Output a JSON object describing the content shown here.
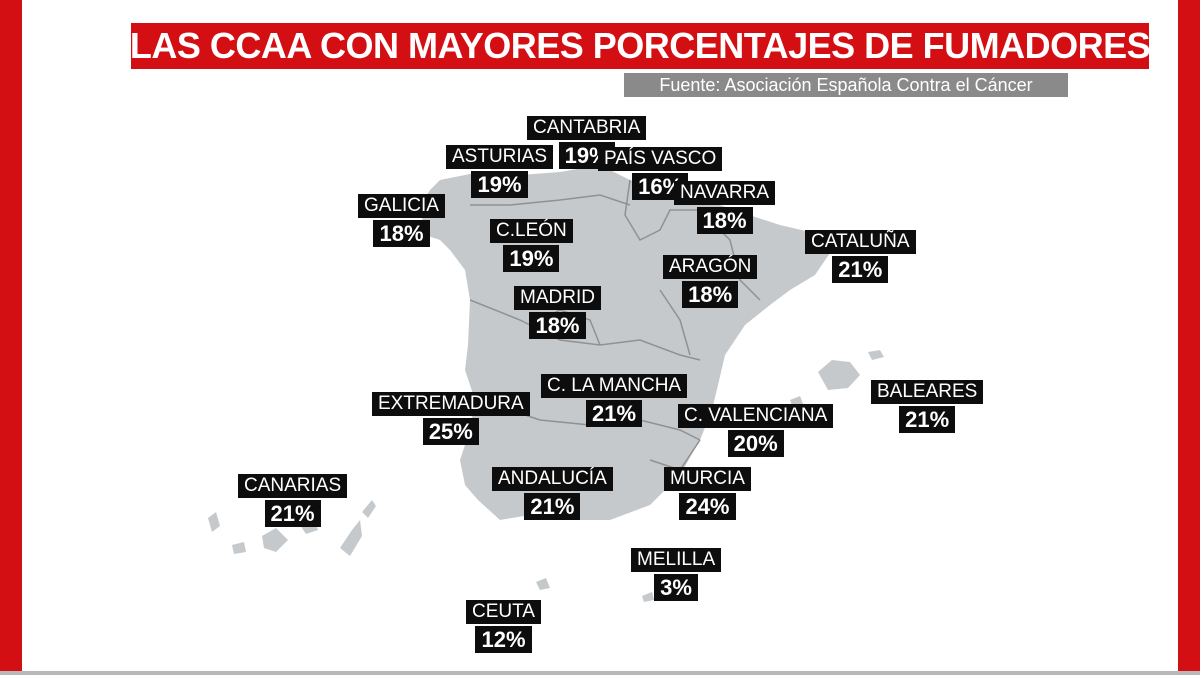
{
  "title": "LAS CCAA CON MAYORES PORCENTAJES DE FUMADORES",
  "source": "Fuente: Asociación Española Contra el Cáncer",
  "colors": {
    "accent": "#d40f14",
    "land": "#c6c9cb",
    "border": "#8e9294",
    "label_bg": "#0d0d0d"
  },
  "regions": [
    {
      "name": "GALICIA",
      "value": "18%"
    },
    {
      "name": "ASTURIAS",
      "value": "19%"
    },
    {
      "name": "CANTABRIA",
      "value": "19%"
    },
    {
      "name": "PAÍS VASCO",
      "value": "16%"
    },
    {
      "name": "NAVARRA",
      "value": "18%"
    },
    {
      "name": "C.LEÓN",
      "value": "19%"
    },
    {
      "name": "CATALUÑA",
      "value": "21%"
    },
    {
      "name": "ARAGÓN",
      "value": "18%"
    },
    {
      "name": "MADRID",
      "value": "18%"
    },
    {
      "name": "C. LA MANCHA",
      "value": "21%"
    },
    {
      "name": "EXTREMADURA",
      "value": "25%"
    },
    {
      "name": "BALEARES",
      "value": "21%"
    },
    {
      "name": "C. VALENCIANA",
      "value": "20%"
    },
    {
      "name": "CANARIAS",
      "value": "21%"
    },
    {
      "name": "ANDALUCÍA",
      "value": "21%"
    },
    {
      "name": "MURCIA",
      "value": "24%"
    },
    {
      "name": "MELILLA",
      "value": "3%"
    },
    {
      "name": "CEUTA",
      "value": "12%"
    }
  ]
}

-----

Restate the whole listing above exactly, except for its images.

Output a JSON object describing the content shown here.
{
  "title": "LAS CCAA CON MAYORES PORCENTAJES DE FUMADORES",
  "source": "Fuente: Asociación Española Contra el Cáncer",
  "colors": {
    "accent": "#d40f14",
    "land": "#c6c9cb",
    "border": "#8e9294",
    "label_bg": "#0d0d0d"
  },
  "regions": [
    {
      "name": "GALICIA",
      "value": "18%"
    },
    {
      "name": "ASTURIAS",
      "value": "19%"
    },
    {
      "name": "CANTABRIA",
      "value": "19%"
    },
    {
      "name": "PAÍS VASCO",
      "value": "16%"
    },
    {
      "name": "NAVARRA",
      "value": "18%"
    },
    {
      "name": "C.LEÓN",
      "value": "19%"
    },
    {
      "name": "CATALUÑA",
      "value": "21%"
    },
    {
      "name": "ARAGÓN",
      "value": "18%"
    },
    {
      "name": "MADRID",
      "value": "18%"
    },
    {
      "name": "C. LA MANCHA",
      "value": "21%"
    },
    {
      "name": "EXTREMADURA",
      "value": "25%"
    },
    {
      "name": "BALEARES",
      "value": "21%"
    },
    {
      "name": "C. VALENCIANA",
      "value": "20%"
    },
    {
      "name": "CANARIAS",
      "value": "21%"
    },
    {
      "name": "ANDALUCÍA",
      "value": "21%"
    },
    {
      "name": "MURCIA",
      "value": "24%"
    },
    {
      "name": "MELILLA",
      "value": "3%"
    },
    {
      "name": "CEUTA",
      "value": "12%"
    }
  ]
}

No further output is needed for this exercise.